- PARTS OF THE EXERCISE
a. In the cyber product marketing passage below, condense the paragraph that begins "Defining Buyer Personas" into a short bulleted list that keeps its main facts.
b. Carry on the cyber product marketing passage below, picking up right after its last sentence about turning to Sales for insight.

- TEXT PASSAGE
Let’s start with a polite, “Thank you for the question. I would love the opportunity to expand upon this. Here are the reasons I exist – on any given day, you will find me adding value in the following ways:”

  1. Driving Market Understanding: As a Cyber PMM I am continually observing, researching, and analyzing the trends and drivers within the markets our company’s products fit in. Without this, the business will suffer due to a poor product-market fit. This is like flying blind or building a problem for your solution instead of a solution to an actual customer problem. Making a single wrong decision to engineer software that has no tangible relevance from a security practitioner standpoint is a massive waste of money. Just look at the amount of startups that rise and fall in our industry. Why is that? It’s mainly because there was a lack of true market understanding at the outset. Do you want to take that risk? We are providing the business with market awareness and intelligence so the business makes better overall investments from an engineering standpoint. 
  2. Defining Buyer Personas: After defining broader market segments, knowing the buyer groups and individual personas within your ideal customer profile will pay major dividends on our overall marketing spend. Having a clearly defined target customer and profiling them will allow for targeted advertising, better selection of mediums, better trade show investments, and higher quality leads that our Sales team can convert to paying customers. 
  3. Creating Differentiated Messaging: Delivering differentiated messaging leads to clarity on why a customer should choose our product over competing solutions in the market. It doesn’t solve for a terrible product, but if a solid product exists and you don’t have good messaging, the business will suffer as a result of losing deals, not being considered, and a general lack of understanding on what you do. A clear, differentiated message will lead to better Sales conversions because the buyer will already have a good understanding of what we do before expressing interest in learning more. 
  4. Building Amazing Content for Buyer’s Journeys: Most buyers are doing the bulk of their research on our products using search engines, our website, and watching free videos. This is often referred to as the “Dark Funnel”, which is becoming increasingly important. If we don’t deliver upon our buyer’s needs along this journey by providing product demo’s, videos, and more content, then our competitors who are investing in this area will grab a larger market share over time, as well as being able to convince our existing paying customers to migrate to their competing solutions. 

There are more areas to dive into, but for the sake of simplicity, let’s just assume that this same exercise can be repeated for areas like competitive intelligence, analyst relations, peer reviews, events, testimonials, and sales enablement. 

And of course, the CFO would respond to my thought out answer with, “Yeah, but how do you measure all of this?” And this is the problem today. We list off our activities, but we don’t measure them. And it looks like, “activity without accomplishment” in the eyes of CFO’s. So let’s address that. 

Defining Cyber PMM Metrics

Taking these functional areas where we have proven business value, the next step should be establishing methods by which we can measure our output on demand. What should these metrics look like? Let’s turn to Sales for insight, as they are probably the most metrics-oriented function in business.

- RECORDED INFORMATION
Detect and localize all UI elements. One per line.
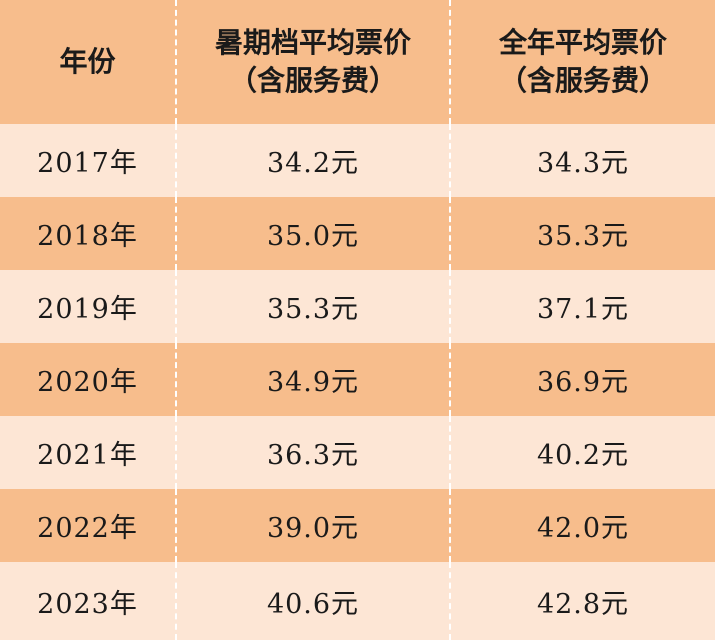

- RESPONSES PER TASK
a.
- After broader market segments are defined, knowing the buyer groups and individual personas within the ideal customer profile pays major dividends on overall marketing spend.
- A clearly defined and profiled target customer allows for:
  - targeted advertising
  - better selection of mediums
  - better trade show investments
  - higher-quality leads that Sales can convert to paying customers

b.
Sales professionals operate under constant pressure, with clear quarterly or annual revenue targets. While this stress is a clear result of meeting or not meeting a target metric, PMMs face a different kind of uncertainty: the lack of data-driven metrics to gauge our performance. This is why I love the Peter Drucker quote, “You can’t manage what you can’t measure“. I think it is spot on. 

It’s impossible to manage the Cyber PMM function without measurement. Let me correct that. It’s impossible to effectively manage the Cyber PMM function without measurement. So how do we get there? It won’t be easy. If it was easy, we’d be doing it already. 

To get started, we can take inspiration from Sales and consider implementing the following metrics for Cyber PMMs:

  1. Creating Differentiated Messaging:
    • Measurement Objective(s):
      1. Measure the uniqueness of messaging.
      2. Measure its resonance with industry analysts.
      3. Measure its resonance with our ideal customer profile. 
      4. Measure how this messaging is contributing to business growth. 
    • Possible Metrics:
      1. Analyst Feedback Scores: if we asked every industry analyst we briefed to provide a differentiation score on our messaging brief, we could arrive at an average.
      2. ICP Feedback Scores: Using message testing tools like Wynter, we could arrive at some way to ask groups of 15 to 50 users on their scores of our overall differentiation. 
      3. Overall Differentiation Score: By combining all survey / feedback inputs into an average we could arrive at an overall score. 
      4. Messaging Financial Impact: By relating the value of this messaging to improved pipeline growth, better lead generation, and conversions, we could assign a numerical value to it. 
  2. Defining Buyer Personas:
    • Measurement Objective(s):
      1. Measure the impact to the business in financial terms of defining buyer personas. 
      2. Measure how accurate these personas are. 
      3. Measure how Sales uses your personas to improve win rates. 
    • Possible Metrics:
      1. Persona Accuracy: Survey large groups of personas and ask them if the definition you created is accurate, scoring it on a scale. Then relate accuracy to win rates. 
      2. Buyer Persona Usage: Measure how your work was actually used over the course of a quarter. Ask other groups how they found it useful and survey them asking for a ranking on usefulness and how it contributed to their performance.
      3. Financial Impact: Relate personas to financial results by researching the opportunities that were added to the pipeline for each persona and assessing value. 
  3. Building Buyer Content:
    • Measurement Objective(s):
      1. Measure the impact to the business in financial terms of creating buyer content. 
      2. Measure the use of content with buyers in terms of relevance to their decision making process while they were in the “dark funnel” and researching options.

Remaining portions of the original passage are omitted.